** Begin Dataset rows **

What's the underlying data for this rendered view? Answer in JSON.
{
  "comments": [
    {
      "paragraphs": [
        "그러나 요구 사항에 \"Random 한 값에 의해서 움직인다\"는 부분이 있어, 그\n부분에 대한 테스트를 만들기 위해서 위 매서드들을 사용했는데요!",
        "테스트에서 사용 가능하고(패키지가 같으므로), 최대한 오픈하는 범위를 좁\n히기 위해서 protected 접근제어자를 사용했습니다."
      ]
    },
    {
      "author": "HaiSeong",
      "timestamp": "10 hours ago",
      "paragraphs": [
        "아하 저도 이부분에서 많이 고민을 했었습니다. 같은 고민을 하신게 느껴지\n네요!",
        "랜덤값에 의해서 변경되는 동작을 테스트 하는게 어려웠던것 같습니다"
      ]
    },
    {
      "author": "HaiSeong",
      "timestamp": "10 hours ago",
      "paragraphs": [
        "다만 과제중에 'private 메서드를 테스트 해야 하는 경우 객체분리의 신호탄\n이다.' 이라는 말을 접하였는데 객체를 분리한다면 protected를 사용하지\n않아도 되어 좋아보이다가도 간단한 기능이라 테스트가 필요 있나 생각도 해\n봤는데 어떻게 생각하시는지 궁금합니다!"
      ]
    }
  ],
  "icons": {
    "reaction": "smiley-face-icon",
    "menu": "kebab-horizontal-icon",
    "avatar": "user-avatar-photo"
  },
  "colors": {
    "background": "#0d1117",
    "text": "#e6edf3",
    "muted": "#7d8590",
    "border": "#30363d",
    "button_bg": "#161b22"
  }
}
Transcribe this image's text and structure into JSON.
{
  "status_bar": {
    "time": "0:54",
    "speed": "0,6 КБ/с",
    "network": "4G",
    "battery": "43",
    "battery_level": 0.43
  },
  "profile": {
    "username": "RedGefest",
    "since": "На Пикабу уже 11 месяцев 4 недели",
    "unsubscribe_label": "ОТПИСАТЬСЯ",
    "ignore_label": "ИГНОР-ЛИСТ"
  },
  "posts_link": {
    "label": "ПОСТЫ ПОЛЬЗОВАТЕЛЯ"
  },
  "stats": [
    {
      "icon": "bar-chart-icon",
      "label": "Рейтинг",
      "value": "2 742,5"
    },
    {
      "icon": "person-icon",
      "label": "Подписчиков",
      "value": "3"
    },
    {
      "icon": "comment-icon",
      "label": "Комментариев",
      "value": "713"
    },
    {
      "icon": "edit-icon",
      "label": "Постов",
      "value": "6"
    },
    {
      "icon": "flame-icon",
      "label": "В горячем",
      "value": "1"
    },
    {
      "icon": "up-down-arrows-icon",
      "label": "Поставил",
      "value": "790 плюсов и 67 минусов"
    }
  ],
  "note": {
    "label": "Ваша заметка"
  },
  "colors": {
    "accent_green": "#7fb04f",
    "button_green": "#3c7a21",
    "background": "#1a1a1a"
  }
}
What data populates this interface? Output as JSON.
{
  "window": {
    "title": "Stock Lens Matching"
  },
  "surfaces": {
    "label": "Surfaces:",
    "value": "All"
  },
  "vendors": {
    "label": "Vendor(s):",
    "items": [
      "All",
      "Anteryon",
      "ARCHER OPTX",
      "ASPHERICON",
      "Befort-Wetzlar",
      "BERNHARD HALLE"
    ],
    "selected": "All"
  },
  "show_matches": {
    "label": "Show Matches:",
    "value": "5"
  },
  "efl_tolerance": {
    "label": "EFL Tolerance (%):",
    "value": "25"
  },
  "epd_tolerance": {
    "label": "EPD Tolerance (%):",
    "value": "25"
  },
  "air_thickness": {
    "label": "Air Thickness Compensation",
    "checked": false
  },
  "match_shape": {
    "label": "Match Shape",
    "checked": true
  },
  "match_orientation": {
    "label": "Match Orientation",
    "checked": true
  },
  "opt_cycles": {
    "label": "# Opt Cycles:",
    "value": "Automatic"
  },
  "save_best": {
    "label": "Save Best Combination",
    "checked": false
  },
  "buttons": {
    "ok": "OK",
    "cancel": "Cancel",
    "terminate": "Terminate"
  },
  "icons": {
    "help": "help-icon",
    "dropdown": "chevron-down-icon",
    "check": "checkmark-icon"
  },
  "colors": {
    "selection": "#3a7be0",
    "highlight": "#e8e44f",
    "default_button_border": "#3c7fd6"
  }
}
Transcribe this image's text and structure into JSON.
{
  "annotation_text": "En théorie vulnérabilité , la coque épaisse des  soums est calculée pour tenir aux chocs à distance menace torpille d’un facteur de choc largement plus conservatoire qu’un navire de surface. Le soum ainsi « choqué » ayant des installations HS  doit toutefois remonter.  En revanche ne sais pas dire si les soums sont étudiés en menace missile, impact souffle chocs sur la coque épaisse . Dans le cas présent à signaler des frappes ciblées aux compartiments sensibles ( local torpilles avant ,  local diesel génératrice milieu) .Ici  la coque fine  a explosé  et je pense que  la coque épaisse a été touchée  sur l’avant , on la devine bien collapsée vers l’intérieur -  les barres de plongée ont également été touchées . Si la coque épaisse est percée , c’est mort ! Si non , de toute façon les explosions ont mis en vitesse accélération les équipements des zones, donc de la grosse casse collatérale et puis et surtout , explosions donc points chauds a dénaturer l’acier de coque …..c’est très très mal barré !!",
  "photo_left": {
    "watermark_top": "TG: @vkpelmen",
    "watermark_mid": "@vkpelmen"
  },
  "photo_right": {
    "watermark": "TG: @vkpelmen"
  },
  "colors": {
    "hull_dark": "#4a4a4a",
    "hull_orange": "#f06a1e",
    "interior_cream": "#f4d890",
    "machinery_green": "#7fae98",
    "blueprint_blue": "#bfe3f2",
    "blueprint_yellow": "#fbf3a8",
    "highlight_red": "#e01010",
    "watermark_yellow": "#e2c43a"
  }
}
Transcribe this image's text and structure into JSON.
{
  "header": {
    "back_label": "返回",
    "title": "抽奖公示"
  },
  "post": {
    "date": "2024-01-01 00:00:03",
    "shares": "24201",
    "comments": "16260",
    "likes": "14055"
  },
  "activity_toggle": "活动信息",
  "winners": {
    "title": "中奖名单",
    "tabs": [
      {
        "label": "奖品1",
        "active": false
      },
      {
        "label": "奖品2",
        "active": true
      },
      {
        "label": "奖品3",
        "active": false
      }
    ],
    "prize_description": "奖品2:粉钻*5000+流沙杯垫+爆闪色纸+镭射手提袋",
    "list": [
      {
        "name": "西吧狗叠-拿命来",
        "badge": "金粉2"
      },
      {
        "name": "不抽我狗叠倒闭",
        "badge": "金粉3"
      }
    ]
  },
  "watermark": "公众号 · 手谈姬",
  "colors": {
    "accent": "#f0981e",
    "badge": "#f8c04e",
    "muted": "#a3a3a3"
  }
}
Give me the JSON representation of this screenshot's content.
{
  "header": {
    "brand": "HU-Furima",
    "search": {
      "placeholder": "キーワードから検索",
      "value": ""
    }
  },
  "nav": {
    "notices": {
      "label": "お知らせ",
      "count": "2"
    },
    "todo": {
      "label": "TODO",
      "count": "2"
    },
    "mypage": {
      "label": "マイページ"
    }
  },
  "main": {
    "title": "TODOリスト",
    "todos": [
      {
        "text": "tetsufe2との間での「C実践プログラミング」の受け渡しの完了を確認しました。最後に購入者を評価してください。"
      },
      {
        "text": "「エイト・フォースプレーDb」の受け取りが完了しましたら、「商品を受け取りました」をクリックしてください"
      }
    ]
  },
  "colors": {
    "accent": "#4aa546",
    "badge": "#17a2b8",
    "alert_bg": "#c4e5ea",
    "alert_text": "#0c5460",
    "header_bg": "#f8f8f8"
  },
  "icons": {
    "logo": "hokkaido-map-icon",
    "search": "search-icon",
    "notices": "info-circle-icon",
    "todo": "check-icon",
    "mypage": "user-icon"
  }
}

** End Dataset rows **

## Job
Repeat all of the records above exactly as written.

## Solution
What's the underlying data for this rendered view? Answer in JSON.
{
  "comments": [
    {
      "paragraphs": [
        "그러나 요구 사항에 \"Random 한 값에 의해서 움직인다\"는 부분이 있어, 그\n부분에 대한 테스트를 만들기 위해서 위 매서드들을 사용했는데요!",
        "테스트에서 사용 가능하고(패키지가 같으므로), 최대한 오픈하는 범위를 좁\n히기 위해서 protected 접근제어자를 사용했습니다."
      ]
    },
    {
      "author": "HaiSeong",
      "timestamp": "10 hours ago",
      "paragraphs": [
        "아하 저도 이부분에서 많이 고민을 했었습니다. 같은 고민을 하신게 느껴지\n네요!",
        "랜덤값에 의해서 변경되는 동작을 테스트 하는게 어려웠던것 같습니다"
      ]
    },
    {
      "author": "HaiSeong",
      "timestamp": "10 hours ago",
      "paragraphs": [
        "다만 과제중에 'private 메서드를 테스트 해야 하는 경우 객체분리의 신호탄\n이다.' 이라는 말을 접하였는데 객체를 분리한다면 protected를 사용하지\n않아도 되어 좋아보이다가도 간단한 기능이라 테스트가 필요 있나 생각도 해\n봤는데 어떻게 생각하시는지 궁금합니다!"
      ]
    }
  ],
  "icons": {
    "reaction": "smiley-face-icon",
    "menu": "kebab-horizontal-icon",
    "avatar": "user-avatar-photo"
  },
  "colors": {
    "background": "#0d1117",
    "text": "#e6edf3",
    "muted": "#7d8590",
    "border": "#30363d",
    "button_bg": "#161b22"
  }
}
Transcribe this image's text and structure into JSON.
{
  "status_bar": {
    "time": "0:54",
    "speed": "0,6 КБ/с",
    "network": "4G",
    "battery": "43",
    "battery_level": 0.43
  },
  "profile": {
    "username": "RedGefest",
    "since": "На Пикабу уже 11 месяцев 4 недели",
    "unsubscribe_label": "ОТПИСАТЬСЯ",
    "ignore_label": "ИГНОР-ЛИСТ"
  },
  "posts_link": {
    "label": "ПОСТЫ ПОЛЬЗОВАТЕЛЯ"
  },
  "stats": [
    {
      "icon": "bar-chart-icon",
      "label": "Рейтинг",
      "value": "2 742,5"
    },
    {
      "icon": "person-icon",
      "label": "Подписчиков",
      "value": "3"
    },
    {
      "icon": "comment-icon",
      "label": "Комментариев",
      "value": "713"
    },
    {
      "icon": "edit-icon",
      "label": "Постов",
      "value": "6"
    },
    {
      "icon": "flame-icon",
      "label": "В горячем",
      "value": "1"
    },
    {
      "icon": "up-down-arrows-icon",
      "label": "Поставил",
      "value": "790 плюсов и 67 минусов"
    }
  ],
  "note": {
    "label": "Ваша заметка"
  },
  "colors": {
    "accent_green": "#7fb04f",
    "button_green": "#3c7a21",
    "background": "#1a1a1a"
  }
}
What data populates this interface? Output as JSON.
{
  "window": {
    "title": "Stock Lens Matching"
  },
  "surfaces": {
    "label": "Surfaces:",
    "value": "All"
  },
  "vendors": {
    "label": "Vendor(s):",
    "items": [
      "All",
      "Anteryon",
      "ARCHER OPTX",
      "ASPHERICON",
      "Befort-Wetzlar",
      "BERNHARD HALLE"
    ],
    "selected": "All"
  },
  "show_matches": {
    "label": "Show Matches:",
    "value": "5"
  },
  "efl_tolerance": {
    "label": "EFL Tolerance (%):",
    "value": "25"
  },
  "epd_tolerance": {
    "label": "EPD Tolerance (%):",
    "value": "25"
  },
  "air_thickness": {
    "label": "Air Thickness Compensation",
    "checked": false
  },
  "match_shape": {
    "label": "Match Shape",
    "checked": true
  },
  "match_orientation": {
    "label": "Match Orientation",
    "checked": true
  },
  "opt_cycles": {
    "label": "# Opt Cycles:",
    "value": "Automatic"
  },
  "save_best": {
    "label": "Save Best Combination",
    "checked": false
  },
  "buttons": {
    "ok": "OK",
    "cancel": "Cancel",
    "terminate": "Terminate"
  },
  "icons": {
    "help": "help-icon",
    "dropdown": "chevron-down-icon",
    "check": "checkmark-icon"
  },
  "colors": {
    "selection": "#3a7be0",
    "highlight": "#e8e44f",
    "default_button_border": "#3c7fd6"
  }
}
Transcribe this image's text and structure into JSON.
{
  "annotation_text": "En théorie vulnérabilité , la coque épaisse des  soums est calculée pour tenir aux chocs à distance menace torpille d’un facteur de choc largement plus conservatoire qu’un navire de surface. Le soum ainsi « choqué » ayant des installations HS  doit toutefois remonter.  En revanche ne sais pas dire si les soums sont étudiés en menace missile, impact souffle chocs sur la coque épaisse . Dans le cas présent à signaler des frappes ciblées aux compartiments sensibles ( local torpilles avant ,  local diesel génératrice milieu) .Ici  la coque fine  a explosé  et je pense que  la coque épaisse a été touchée  sur l’avant , on la devine bien collapsée vers l’intérieur -  les barres de plongée ont également été touchées . Si la coque épaisse est percée , c’est mort ! Si non , de toute façon les explosions ont mis en vitesse accélération les équipements des zones, donc de la grosse casse collatérale et puis et surtout , explosions donc points chauds a dénaturer l’acier de coque …..c’est très très mal barré !!",
  "photo_left": {
    "watermark_top": "TG: @vkpelmen",
    "watermark_mid": "@vkpelmen"
  },
  "photo_right": {
    "watermark": "TG: @vkpelmen"
  },
  "colors": {
    "hull_dark": "#4a4a4a",
    "hull_orange": "#f06a1e",
    "interior_cream": "#f4d890",
    "machinery_green": "#7fae98",
    "blueprint_blue": "#bfe3f2",
    "blueprint_yellow": "#fbf3a8",
    "highlight_red": "#e01010",
    "watermark_yellow": "#e2c43a"
  }
}
Transcribe this image's text and structure into JSON.
{
  "header": {
    "back_label": "返回",
    "title": "抽奖公示"
  },
  "post": {
    "date": "2024-01-01 00:00:03",
    "shares": "24201",
    "comments": "16260",
    "likes": "14055"
  },
  "activity_toggle": "活动信息",
  "winners": {
    "title": "中奖名单",
    "tabs": [
      {
        "label": "奖品1",
        "active": false
      },
      {
        "label": "奖品2",
        "active": true
      },
      {
        "label": "奖品3",
        "active": false
      }
    ],
    "prize_description": "奖品2:粉钻*5000+流沙杯垫+爆闪色纸+镭射手提袋",
    "list": [
      {
        "name": "西吧狗叠-拿命来",
        "badge": "金粉2"
      },
      {
        "name": "不抽我狗叠倒闭",
        "badge": "金粉3"
      }
    ]
  },
  "watermark": "公众号 · 手谈姬",
  "colors": {
    "accent": "#f0981e",
    "badge": "#f8c04e",
    "muted": "#a3a3a3"
  }
}
Give me the JSON representation of this screenshot's content.
{
  "header": {
    "brand": "HU-Furima",
    "search": {
      "placeholder": "キーワードから検索",
      "value": ""
    }
  },
  "nav": {
    "notices": {
      "label": "お知らせ",
      "count": "2"
    },
    "todo": {
      "label": "TODO",
      "count": "2"
    },
    "mypage": {
      "label": "マイページ"
    }
  },
  "main": {
    "title": "TODOリスト",
    "todos": [
      {
        "text": "tetsufe2との間での「C実践プログラミング」の受け渡しの完了を確認しました。最後に購入者を評価してください。"
      },
      {
        "text": "「エイト・フォースプレーDb」の受け取りが完了しましたら、「商品を受け取りました」をクリックしてください"
      }
    ]
  },
  "colors": {
    "accent": "#4aa546",
    "badge": "#17a2b8",
    "alert_bg": "#c4e5ea",
    "alert_text": "#0c5460",
    "header_bg": "#f8f8f8"
  },
  "icons": {
    "logo": "hokkaido-map-icon",
    "search": "search-icon",
    "notices": "info-circle-icon",
    "todo": "check-icon",
    "mypage": "user-icon"
  }
}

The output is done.